### WHAT IS NEEDED
Transcribe the material word for word, but without the images.

(Stored entries)
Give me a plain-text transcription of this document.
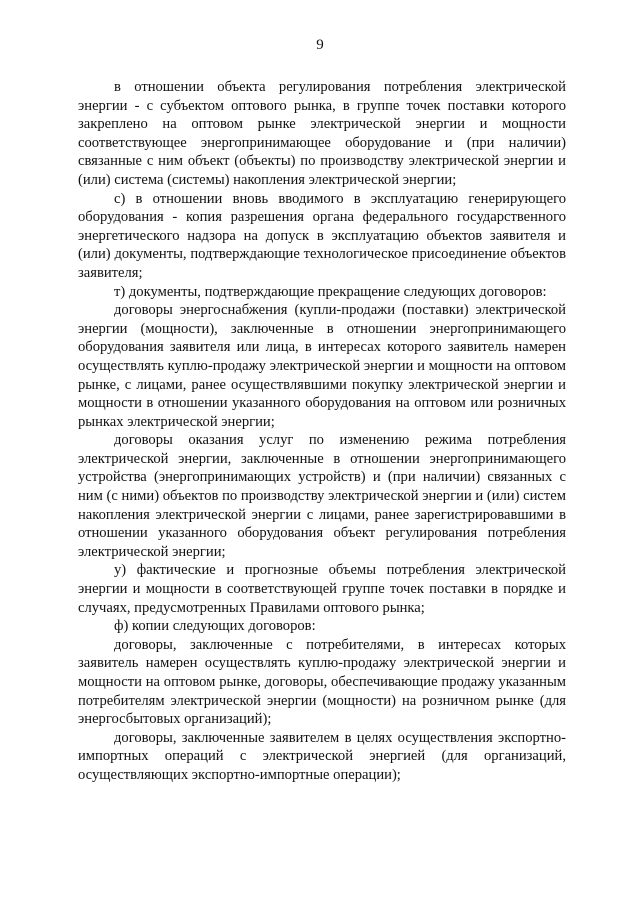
9

в отношении объекта регулирования потребления электрической энергии - с субъектом оптового рынка, в группе точек поставки которого закреплено на оптовом рынке электрической энергии и мощности соответствующее энергопринимающее оборудование и (при наличии) связанные с ним объект (объекты) по производству электрической энергии и (или) система (системы) накопления электрической энергии;

с) в отношении вновь вводимого в эксплуатацию генерирующего оборудования - копия разрешения органа федерального государственного энергетического надзора на допуск в эксплуатацию объектов заявителя и (или) документы, подтверждающие технологическое присоединение объектов заявителя;

т) документы, подтверждающие прекращение следующих договоров:

договоры энергоснабжения (купли-продажи (поставки) электрической энергии (мощности), заключенные в отношении энергопринимающего оборудования заявителя или лица, в интересах которого заявитель намерен осуществлять куплю-продажу электрической энергии и мощности на оптовом рынке, с лицами, ранее осуществлявшими покупку электрической энергии и мощности в отношении указанного оборудования на оптовом или розничных рынках электрической энергии;

договоры оказания услуг по изменению режима потребления электрической энергии, заключенные в отношении энергопринимающего устройства (энергопринимающих устройств) и (при наличии) связанных с ним (с ними) объектов по производству электрической энергии и (или) систем накопления электрической энергии с лицами, ранее зарегистрировавшими в отношении указанного оборудования объект регулирования потребления электрической энергии;

у) фактические и прогнозные объемы потребления электрической энергии и мощности в соответствующей группе точек поставки в порядке и случаях, предусмотренных Правилами оптового рынка;

ф) копии следующих договоров:

договоры, заключенные с потребителями, в интересах которых заявитель намерен осуществлять куплю-продажу электрической энергии и мощности на оптовом рынке, договоры, обеспечивающие продажу указанным потребителям электрической энергии (мощности) на розничном рынке (для энергосбытовых организаций);

договоры, заключенные заявителем в целях осуществления экспортно-импортных операций с электрической энергией (для организаций, осуществляющих экспортно-импортные операции);
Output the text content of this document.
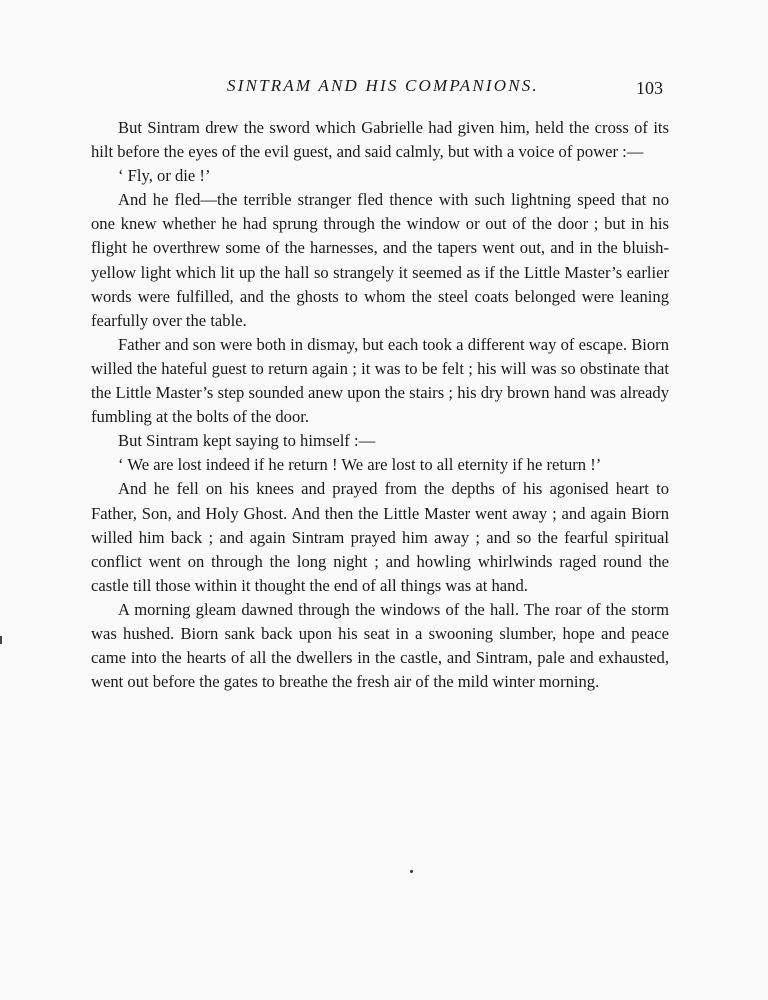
SINTRAM AND HIS COMPANIONS.	103

But Sintram drew the sword which Gabrielle had given him, held the cross of its hilt before the eyes of the evil guest, and said calmly, but with a voice of power :—

‘ Fly, or die !’

And he fled—the terrible stranger fled thence with such lightning speed that no one knew whether he had sprung through the window or out of the door ; but in his flight he overthrew some of the harnesses, and the tapers went out, and in the bluish-yellow light which lit up the hall so strangely it seemed as if the Little Master’s earlier words were fulfilled, and the ghosts to whom the steel coats belonged were leaning fearfully over the table.

Father and son were both in dismay, but each took a different way of escape. Biorn willed the hateful guest to return again ; it was to be felt ; his will was so obstinate that the Little Master’s step sounded anew upon the stairs ; his dry brown hand was already fumbling at the bolts of the door.

But Sintram kept saying to himself :—

‘ We are lost indeed if he return ! We are lost to all eternity if he return !’

And he fell on his knees and prayed from the depths of his agonised heart to Father, Son, and Holy Ghost. And then the Little Master went away ; and again Biorn willed him back ; and again Sintram prayed him away ; and so the fearful spiritual conflict went on through the long night ; and howling whirlwinds raged round the castle till those within it thought the end of all things was at hand.

A morning gleam dawned through the windows of the hall. The roar of the storm was hushed. Biorn sank back upon his seat in a swooning slumber, hope and peace came into the hearts of all the dwellers in the castle, and Sintram, pale and exhausted, went out before the gates to breathe the fresh air of the mild winter morning.
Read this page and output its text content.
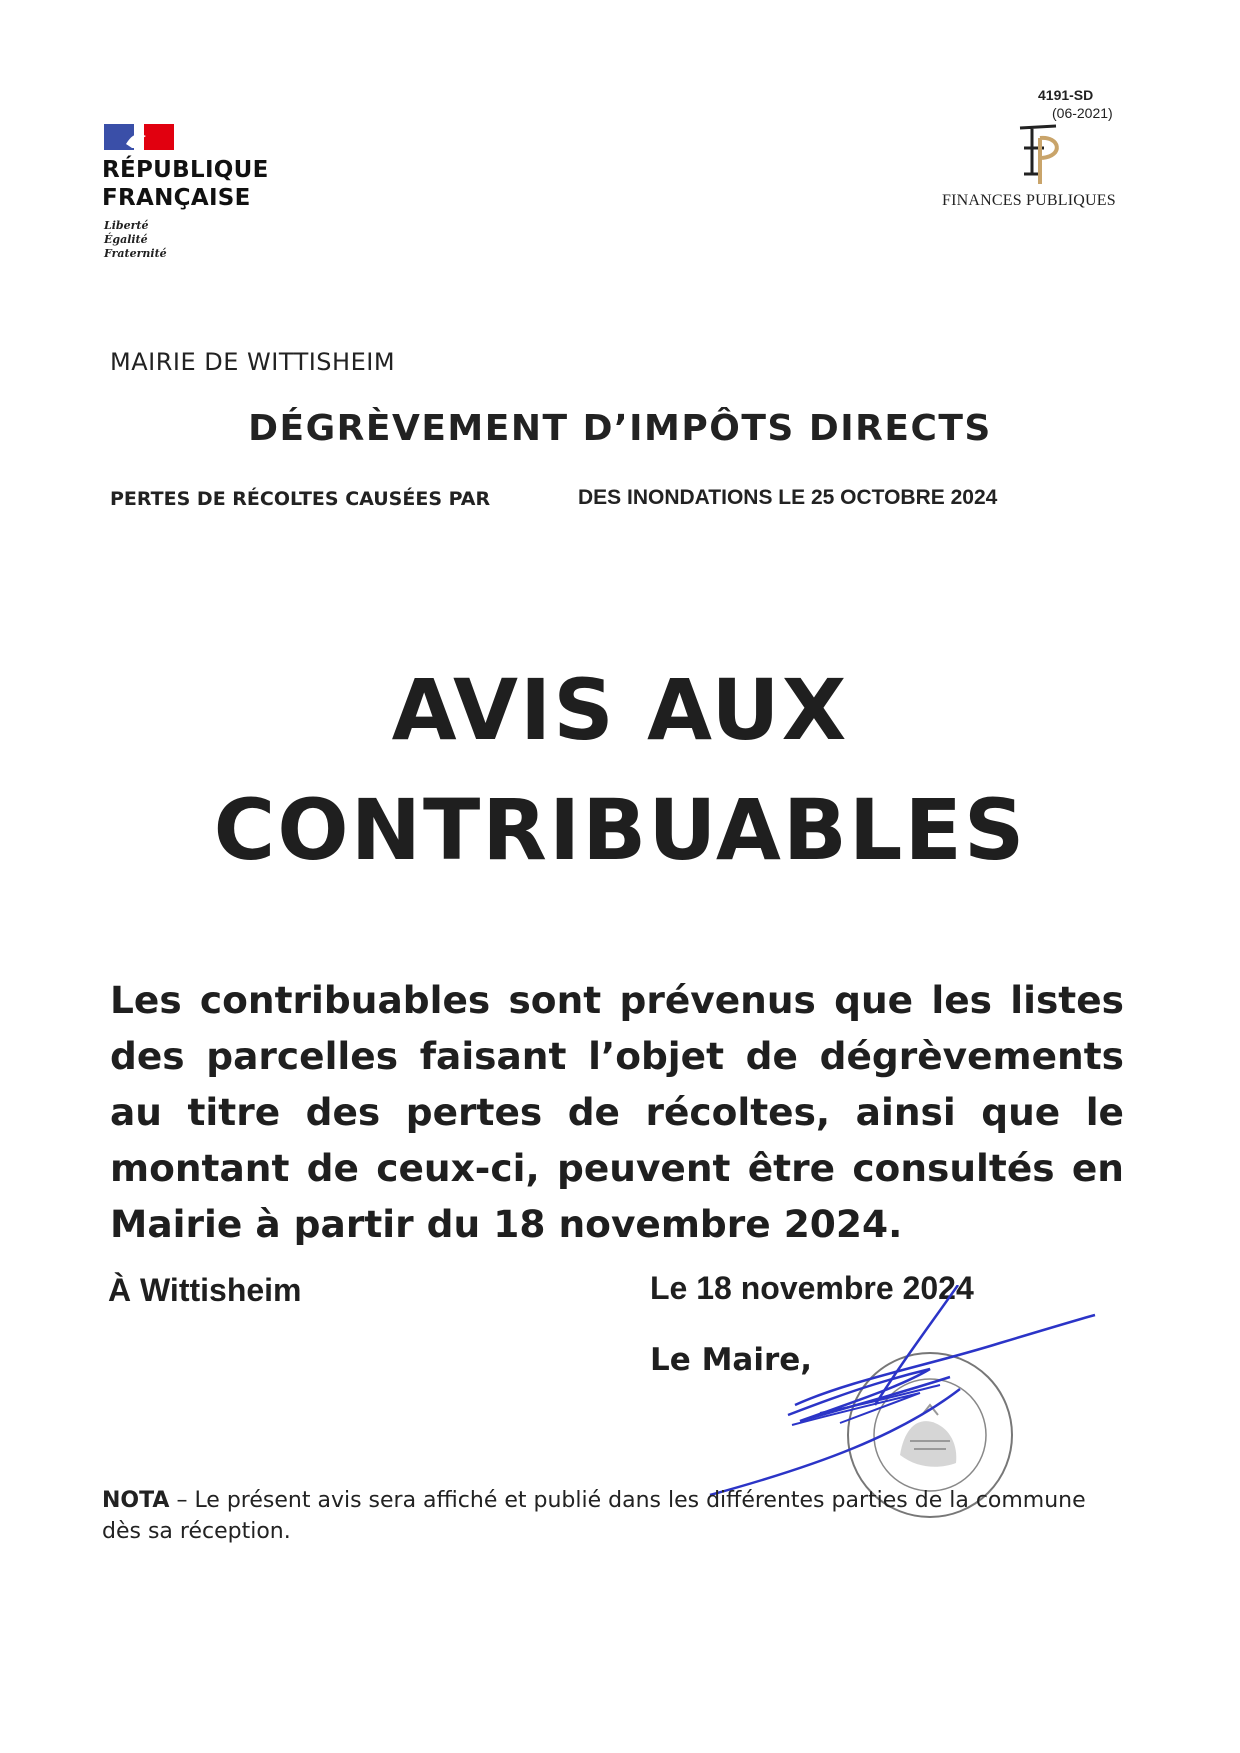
RÉPUBLIQUE
FRANÇAISE
Liberté
Égalité
Fraternité
4191-SD
(06-2021)
FINANCES PUBLIQUES
MAIRIE DE WITTISHEIM
DÉGRÈVEMENT D’IMPÔTS DIRECTS
PERTES DE RÉCOLTES CAUSÉES PAR	DES INONDATIONS LE 25 OCTOBRE 2024
AVIS AUX
CONTRIBUABLES
Les contribuables sont prévenus que les listes des parcelles faisant l’objet de dégrèvements au titre des pertes de récoltes, ainsi que le montant de ceux-ci, peuvent être consultés en Mairie à partir du 18 novembre 2024.
À Wittisheim	Le 18 novembre 2024
Le Maire,
NOTA – Le présent avis sera affiché et publié dans les différentes parties de la commune dès sa réception.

### RIGHT ANSWER
Give me a plain-text transcription of this document.
9

в отношении объекта регулирования потребления электрической энергии - с субъектом оптового рынка, в группе точек поставки которого закреплено на оптовом рынке электрической энергии и мощности соответствующее энергопринимающее оборудование и (при наличии) связанные с ним объект (объекты) по производству электрической энергии и (или) система (системы) накопления электрической энергии;

с) в отношении вновь вводимого в эксплуатацию генерирующего оборудования - копия разрешения органа федерального государственного энергетического надзора на допуск в эксплуатацию объектов заявителя и (или) документы, подтверждающие технологическое присоединение объектов заявителя;

т) документы, подтверждающие прекращение следующих договоров:

договоры энергоснабжения (купли-продажи (поставки) электрической энергии (мощности), заключенные в отношении энергопринимающего оборудования заявителя или лица, в интересах которого заявитель намерен осуществлять куплю-продажу электрической энергии и мощности на оптовом рынке, с лицами, ранее осуществлявшими покупку электрической энергии и мощности в отношении указанного оборудования на оптовом или розничных рынках электрической энергии;

договоры оказания услуг по изменению режима потребления электрической энергии, заключенные в отношении энергопринимающего устройства (энергопринимающих устройств) и (при наличии) связанных с ним (с ними) объектов по производству электрической энергии и (или) систем накопления электрической энергии с лицами, ранее зарегистрировавшими в отношении указанного оборудования объект регулирования потребления электрической энергии;

у) фактические и прогнозные объемы потребления электрической энергии и мощности в соответствующей группе точек поставки в порядке и случаях, предусмотренных Правилами оптового рынка;

ф) копии следующих договоров:

договоры, заключенные с потребителями, в интересах которых заявитель намерен осуществлять куплю-продажу электрической энергии и мощности на оптовом рынке, договоры, обеспечивающие продажу указанным потребителям электрической энергии (мощности) на розничном рынке (для энергосбытовых организаций);

договоры, заключенные заявителем в целях осуществления экспортно-импортных операций с электрической энергией (для организаций, осуществляющих экспортно-импортные операции);
Output the text content of this document.
SINTRAM AND HIS COMPANIONS.	103

But Sintram drew the sword which Gabrielle had given him, held the cross of its hilt before the eyes of the evil guest, and said calmly, but with a voice of power :—

‘ Fly, or die !’

And he fled—the terrible stranger fled thence with such lightning speed that no one knew whether he had sprung through the window or out of the door ; but in his flight he overthrew some of the harnesses, and the tapers went out, and in the bluish-yellow light which lit up the hall so strangely it seemed as if the Little Master’s earlier words were fulfilled, and the ghosts to whom the steel coats belonged were leaning fearfully over the table.

Father and son were both in dismay, but each took a different way of escape. Biorn willed the hateful guest to return again ; it was to be felt ; his will was so obstinate that the Little Master’s step sounded anew upon the stairs ; his dry brown hand was already fumbling at the bolts of the door.

But Sintram kept saying to himself :—

‘ We are lost indeed if he return ! We are lost to all eternity if he return !’

And he fell on his knees and prayed from the depths of his agonised heart to Father, Son, and Holy Ghost. And then the Little Master went away ; and again Biorn willed him back ; and again Sintram prayed him away ; and so the fearful spiritual conflict went on through the long night ; and howling whirlwinds raged round the castle till those within it thought the end of all things was at hand.

A morning gleam dawned through the windows of the hall. The roar of the storm was hushed. Biorn sank back upon his seat in a swooning slumber, hope and peace came into the hearts of all the dwellers in the castle, and Sintram, pale and exhausted, went out before the gates to breathe the fresh air of the mild winter morning.
Read this page and output its text content.
RÉPUBLIQUE
FRANÇAISE
Liberté
Égalité
Fraternité
4191-SD
(06-2021)
FINANCES PUBLIQUES
MAIRIE DE WITTISHEIM
DÉGRÈVEMENT D’IMPÔTS DIRECTS
PERTES DE RÉCOLTES CAUSÉES PAR	DES INONDATIONS LE 25 OCTOBRE 2024
AVIS AUX
CONTRIBUABLES
Les contribuables sont prévenus que les listes des parcelles faisant l’objet de dégrèvements au titre des pertes de récoltes, ainsi que le montant de ceux-ci, peuvent être consultés en Mairie à partir du 18 novembre 2024.
À Wittisheim	Le 18 novembre 2024
Le Maire,
NOTA – Le présent avis sera affiché et publié dans les différentes parties de la commune dès sa réception.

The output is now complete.